In the forum reply on transparent materials, what two ways around the depth-buffering problem are named?

• _Selected passage_
=== Section Start ===

Unless you're referring to HLSL in 3DS Max which I'm not sure about. That may depend on the exporter.
How does one go about doing that? do I apply commands to the object in question(via its name)?
Kinda new and I need to get this window working, I'll study up in the mean time. Thanks I had no idea why it wasn't working,

MajSlayer

Transparent materials are typically rendered using alpha blending, you can set that up with the code below.

GraphicsDevice.RenderState.AlphaBlendEnable = true;GraphicsDevice.RenderState.SourceBlend = Blend.SourceAlpha;GraphicsDevice.RenderState.DestinationBlend = Blend.InverseSourceAlpha;// render transparent meshpart hereGraphicsDevice.RenderState.AlphaBlendEnable = false;


However, rendering transparent materials isn't quite as straightforward as you might think. Because of depth buffering, if you render your transparent material before you render the stuff that's behind it, it won't be there. The device doesn't care if an object is transparent (with alphablending, alphatesting is another matter), so it'll mark the pixels as 'taken' in the depth buffer and discard any pixels rendered behind it. A bit of googling should provide you with more in depth info.

There are basically two ways around this, sorting materials so you render the transparent ones last or disabling zbuffer writes when rendering transparent materials. Disabling the zbuffer writes is only useful if you don't care the transparent material gets overwritten (common with grass and foilage), so I'm afraid you're going to have to do some sorting. For a single mesh though, this is just a matter of figuring out the MeshPart index which uses the transparent material and rendering that after you've looped over the opaque parts.

=== Section End ===

[Stored data entries]
=== Section Start ===

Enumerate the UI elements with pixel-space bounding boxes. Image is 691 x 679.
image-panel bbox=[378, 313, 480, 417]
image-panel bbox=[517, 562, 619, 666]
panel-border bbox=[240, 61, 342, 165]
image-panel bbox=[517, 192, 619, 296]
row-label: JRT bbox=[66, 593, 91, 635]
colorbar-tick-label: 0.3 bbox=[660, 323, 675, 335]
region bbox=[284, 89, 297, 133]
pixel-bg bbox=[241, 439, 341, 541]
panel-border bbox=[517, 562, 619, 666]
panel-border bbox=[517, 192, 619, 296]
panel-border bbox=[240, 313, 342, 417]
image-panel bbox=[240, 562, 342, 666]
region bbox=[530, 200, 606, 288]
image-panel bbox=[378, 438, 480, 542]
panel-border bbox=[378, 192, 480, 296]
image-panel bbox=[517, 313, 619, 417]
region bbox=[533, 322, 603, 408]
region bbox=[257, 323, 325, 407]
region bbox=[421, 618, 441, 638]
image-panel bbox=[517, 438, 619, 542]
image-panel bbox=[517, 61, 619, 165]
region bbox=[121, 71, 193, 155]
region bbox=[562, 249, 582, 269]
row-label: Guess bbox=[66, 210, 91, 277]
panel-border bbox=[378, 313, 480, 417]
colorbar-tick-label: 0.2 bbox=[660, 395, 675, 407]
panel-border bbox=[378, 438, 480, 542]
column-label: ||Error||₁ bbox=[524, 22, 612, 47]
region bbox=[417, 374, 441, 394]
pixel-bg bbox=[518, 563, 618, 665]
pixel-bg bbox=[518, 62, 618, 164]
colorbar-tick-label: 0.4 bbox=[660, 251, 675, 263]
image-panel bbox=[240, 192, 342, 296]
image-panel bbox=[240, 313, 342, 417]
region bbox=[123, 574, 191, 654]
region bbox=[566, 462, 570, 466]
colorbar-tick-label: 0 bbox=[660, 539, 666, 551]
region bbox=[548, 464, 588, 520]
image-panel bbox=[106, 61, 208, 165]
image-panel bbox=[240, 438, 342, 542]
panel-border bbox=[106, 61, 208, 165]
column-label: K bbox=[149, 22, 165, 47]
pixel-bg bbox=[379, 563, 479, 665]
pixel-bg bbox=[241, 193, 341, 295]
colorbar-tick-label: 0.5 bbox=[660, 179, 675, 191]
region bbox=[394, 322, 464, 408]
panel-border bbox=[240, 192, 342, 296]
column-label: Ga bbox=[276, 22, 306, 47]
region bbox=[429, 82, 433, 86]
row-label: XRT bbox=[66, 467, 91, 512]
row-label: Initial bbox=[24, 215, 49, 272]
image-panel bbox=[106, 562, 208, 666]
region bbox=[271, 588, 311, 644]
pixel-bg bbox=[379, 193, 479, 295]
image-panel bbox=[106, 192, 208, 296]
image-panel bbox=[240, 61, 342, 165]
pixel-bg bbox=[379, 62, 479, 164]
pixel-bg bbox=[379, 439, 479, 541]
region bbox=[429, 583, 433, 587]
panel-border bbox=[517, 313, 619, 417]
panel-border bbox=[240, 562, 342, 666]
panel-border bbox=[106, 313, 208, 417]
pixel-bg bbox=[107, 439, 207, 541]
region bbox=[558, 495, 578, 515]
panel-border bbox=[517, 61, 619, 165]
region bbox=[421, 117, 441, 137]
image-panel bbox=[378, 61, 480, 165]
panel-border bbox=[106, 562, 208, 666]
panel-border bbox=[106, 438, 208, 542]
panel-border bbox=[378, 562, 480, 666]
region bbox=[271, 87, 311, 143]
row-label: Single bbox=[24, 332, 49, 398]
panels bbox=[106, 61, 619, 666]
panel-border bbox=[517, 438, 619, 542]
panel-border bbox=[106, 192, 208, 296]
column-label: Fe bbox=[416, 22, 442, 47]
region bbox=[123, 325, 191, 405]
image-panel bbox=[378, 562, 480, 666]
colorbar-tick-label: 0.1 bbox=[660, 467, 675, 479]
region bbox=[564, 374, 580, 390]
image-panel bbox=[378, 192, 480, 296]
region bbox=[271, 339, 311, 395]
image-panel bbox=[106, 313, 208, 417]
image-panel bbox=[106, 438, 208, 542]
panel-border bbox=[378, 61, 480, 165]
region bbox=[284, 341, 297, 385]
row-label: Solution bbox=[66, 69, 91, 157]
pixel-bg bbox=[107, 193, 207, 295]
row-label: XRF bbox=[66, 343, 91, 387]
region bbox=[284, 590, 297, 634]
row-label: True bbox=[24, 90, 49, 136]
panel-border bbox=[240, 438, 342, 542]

=== Section End ===

• _Result for this exercise_
Sorting materials so the transparent ones are rendered last, or disabling zbuffer writes when rendering transparent materials.